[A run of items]
┌────────

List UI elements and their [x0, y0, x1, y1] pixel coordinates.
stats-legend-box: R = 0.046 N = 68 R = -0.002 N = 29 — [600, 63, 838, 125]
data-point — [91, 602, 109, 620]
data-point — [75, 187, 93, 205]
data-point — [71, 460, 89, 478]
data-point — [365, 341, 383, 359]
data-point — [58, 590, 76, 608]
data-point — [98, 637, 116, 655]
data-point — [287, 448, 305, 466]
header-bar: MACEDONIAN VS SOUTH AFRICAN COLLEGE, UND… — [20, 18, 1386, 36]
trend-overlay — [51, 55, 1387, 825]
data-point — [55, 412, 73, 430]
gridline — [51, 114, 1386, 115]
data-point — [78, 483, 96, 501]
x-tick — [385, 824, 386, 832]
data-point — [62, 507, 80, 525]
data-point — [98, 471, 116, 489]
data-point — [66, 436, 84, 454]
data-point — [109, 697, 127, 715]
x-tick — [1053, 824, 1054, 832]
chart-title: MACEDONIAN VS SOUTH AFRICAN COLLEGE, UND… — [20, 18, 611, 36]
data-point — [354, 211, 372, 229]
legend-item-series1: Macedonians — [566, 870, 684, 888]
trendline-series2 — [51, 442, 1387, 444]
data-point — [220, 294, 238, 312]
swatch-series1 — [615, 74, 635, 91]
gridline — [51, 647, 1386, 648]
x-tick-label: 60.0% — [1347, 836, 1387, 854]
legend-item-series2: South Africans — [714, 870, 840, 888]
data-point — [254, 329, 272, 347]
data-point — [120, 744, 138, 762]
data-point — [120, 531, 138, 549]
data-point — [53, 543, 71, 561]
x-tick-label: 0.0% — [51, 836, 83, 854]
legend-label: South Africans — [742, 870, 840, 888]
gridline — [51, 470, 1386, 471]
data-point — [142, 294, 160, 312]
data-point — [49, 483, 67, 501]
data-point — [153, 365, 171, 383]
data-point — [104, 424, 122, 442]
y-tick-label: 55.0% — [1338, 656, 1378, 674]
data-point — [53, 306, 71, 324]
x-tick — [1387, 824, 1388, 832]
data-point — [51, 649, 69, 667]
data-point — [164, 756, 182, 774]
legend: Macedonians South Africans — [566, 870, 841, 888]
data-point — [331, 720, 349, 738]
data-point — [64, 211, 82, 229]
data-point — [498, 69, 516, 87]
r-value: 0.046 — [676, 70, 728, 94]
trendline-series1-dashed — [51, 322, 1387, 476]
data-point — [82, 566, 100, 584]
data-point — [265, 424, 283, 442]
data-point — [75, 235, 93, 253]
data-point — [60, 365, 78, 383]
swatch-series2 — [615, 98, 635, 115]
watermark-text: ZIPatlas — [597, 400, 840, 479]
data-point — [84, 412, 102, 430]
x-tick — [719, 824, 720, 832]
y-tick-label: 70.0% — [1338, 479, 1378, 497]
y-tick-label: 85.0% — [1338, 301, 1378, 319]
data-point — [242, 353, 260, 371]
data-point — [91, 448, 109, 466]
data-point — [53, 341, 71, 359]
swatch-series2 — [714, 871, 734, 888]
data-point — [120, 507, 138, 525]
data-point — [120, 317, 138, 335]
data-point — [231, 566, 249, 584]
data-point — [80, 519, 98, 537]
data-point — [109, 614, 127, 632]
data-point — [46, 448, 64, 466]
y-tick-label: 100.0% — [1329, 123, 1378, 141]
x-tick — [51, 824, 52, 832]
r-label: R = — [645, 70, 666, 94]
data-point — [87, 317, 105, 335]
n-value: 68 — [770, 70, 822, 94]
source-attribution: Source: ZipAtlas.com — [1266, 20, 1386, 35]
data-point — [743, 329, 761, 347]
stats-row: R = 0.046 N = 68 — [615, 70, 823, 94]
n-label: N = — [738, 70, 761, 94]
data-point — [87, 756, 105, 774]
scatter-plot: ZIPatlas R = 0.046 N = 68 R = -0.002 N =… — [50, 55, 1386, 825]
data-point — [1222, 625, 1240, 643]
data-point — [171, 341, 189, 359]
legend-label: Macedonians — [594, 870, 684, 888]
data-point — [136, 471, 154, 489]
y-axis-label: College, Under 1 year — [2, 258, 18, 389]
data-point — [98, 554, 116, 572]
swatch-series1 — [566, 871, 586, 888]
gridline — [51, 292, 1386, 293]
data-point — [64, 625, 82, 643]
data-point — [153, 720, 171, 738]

└────────

● Work to do
Print every line of the items above verbatim, keeping their original order.

● Exercise response
List UI elements and their [x0, y0, x1, y1] pixel coordinates.
stats-legend-box: R = 0.046 N = 68 R = -0.002 N = 29 — [600, 63, 838, 125]
data-point — [91, 602, 109, 620]
data-point — [75, 187, 93, 205]
data-point — [71, 460, 89, 478]
data-point — [365, 341, 383, 359]
data-point — [58, 590, 76, 608]
data-point — [98, 637, 116, 655]
data-point — [287, 448, 305, 466]
header-bar: MACEDONIAN VS SOUTH AFRICAN COLLEGE, UND… — [20, 18, 1386, 36]
trend-overlay — [51, 55, 1387, 825]
data-point — [55, 412, 73, 430]
gridline — [51, 114, 1386, 115]
data-point — [78, 483, 96, 501]
x-tick — [385, 824, 386, 832]
data-point — [62, 507, 80, 525]
data-point — [98, 471, 116, 489]
data-point — [66, 436, 84, 454]
data-point — [109, 697, 127, 715]
x-tick — [1053, 824, 1054, 832]
chart-title: MACEDONIAN VS SOUTH AFRICAN COLLEGE, UND… — [20, 18, 611, 36]
data-point — [354, 211, 372, 229]
legend-item-series1: Macedonians — [566, 870, 684, 888]
trendline-series2 — [51, 442, 1387, 444]
data-point — [220, 294, 238, 312]
swatch-series1 — [615, 74, 635, 91]
gridline — [51, 647, 1386, 648]
x-tick-label: 60.0% — [1347, 836, 1387, 854]
legend-item-series2: South Africans — [714, 870, 840, 888]
data-point — [254, 329, 272, 347]
data-point — [120, 744, 138, 762]
data-point — [120, 531, 138, 549]
data-point — [53, 543, 71, 561]
x-tick-label: 0.0% — [51, 836, 83, 854]
legend-label: South Africans — [742, 870, 840, 888]
gridline — [51, 470, 1386, 471]
data-point — [142, 294, 160, 312]
data-point — [49, 483, 67, 501]
data-point — [153, 365, 171, 383]
data-point — [104, 424, 122, 442]
y-tick-label: 55.0% — [1338, 656, 1378, 674]
data-point — [53, 306, 71, 324]
x-tick — [1387, 824, 1388, 832]
data-point — [51, 649, 69, 667]
data-point — [164, 756, 182, 774]
legend: Macedonians South Africans — [566, 870, 841, 888]
data-point — [331, 720, 349, 738]
data-point — [64, 211, 82, 229]
data-point — [498, 69, 516, 87]
r-value: 0.046 — [676, 70, 728, 94]
trendline-series1-dashed — [51, 322, 1387, 476]
data-point — [82, 566, 100, 584]
data-point — [265, 424, 283, 442]
data-point — [75, 235, 93, 253]
data-point — [60, 365, 78, 383]
swatch-series2 — [615, 98, 635, 115]
watermark-text: ZIPatlas — [597, 400, 840, 479]
data-point — [84, 412, 102, 430]
x-tick — [719, 824, 720, 832]
y-tick-label: 70.0% — [1338, 479, 1378, 497]
y-tick-label: 85.0% — [1338, 301, 1378, 319]
data-point — [242, 353, 260, 371]
data-point — [91, 448, 109, 466]
data-point — [53, 341, 71, 359]
swatch-series2 — [714, 871, 734, 888]
data-point — [120, 507, 138, 525]
data-point — [120, 317, 138, 335]
data-point — [231, 566, 249, 584]
data-point — [80, 519, 98, 537]
data-point — [109, 614, 127, 632]
data-point — [46, 448, 64, 466]
y-tick-label: 100.0% — [1329, 123, 1378, 141]
x-tick — [51, 824, 52, 832]
r-label: R = — [645, 70, 666, 94]
data-point — [87, 317, 105, 335]
n-value: 68 — [770, 70, 822, 94]
source-attribution: Source: ZipAtlas.com — [1266, 20, 1386, 35]
data-point — [743, 329, 761, 347]
stats-row: R = 0.046 N = 68 — [615, 70, 823, 94]
n-label: N = — [738, 70, 761, 94]
data-point — [87, 756, 105, 774]
scatter-plot: ZIPatlas R = 0.046 N = 68 R = -0.002 N =… — [50, 55, 1386, 825]
data-point — [1222, 625, 1240, 643]
data-point — [171, 341, 189, 359]
legend-label: Macedonians — [594, 870, 684, 888]
data-point — [136, 471, 154, 489]
y-axis-label: College, Under 1 year — [2, 258, 18, 389]
data-point — [98, 554, 116, 572]
swatch-series1 — [566, 871, 586, 888]
gridline — [51, 292, 1386, 293]
data-point — [64, 625, 82, 643]
data-point — [153, 720, 171, 738]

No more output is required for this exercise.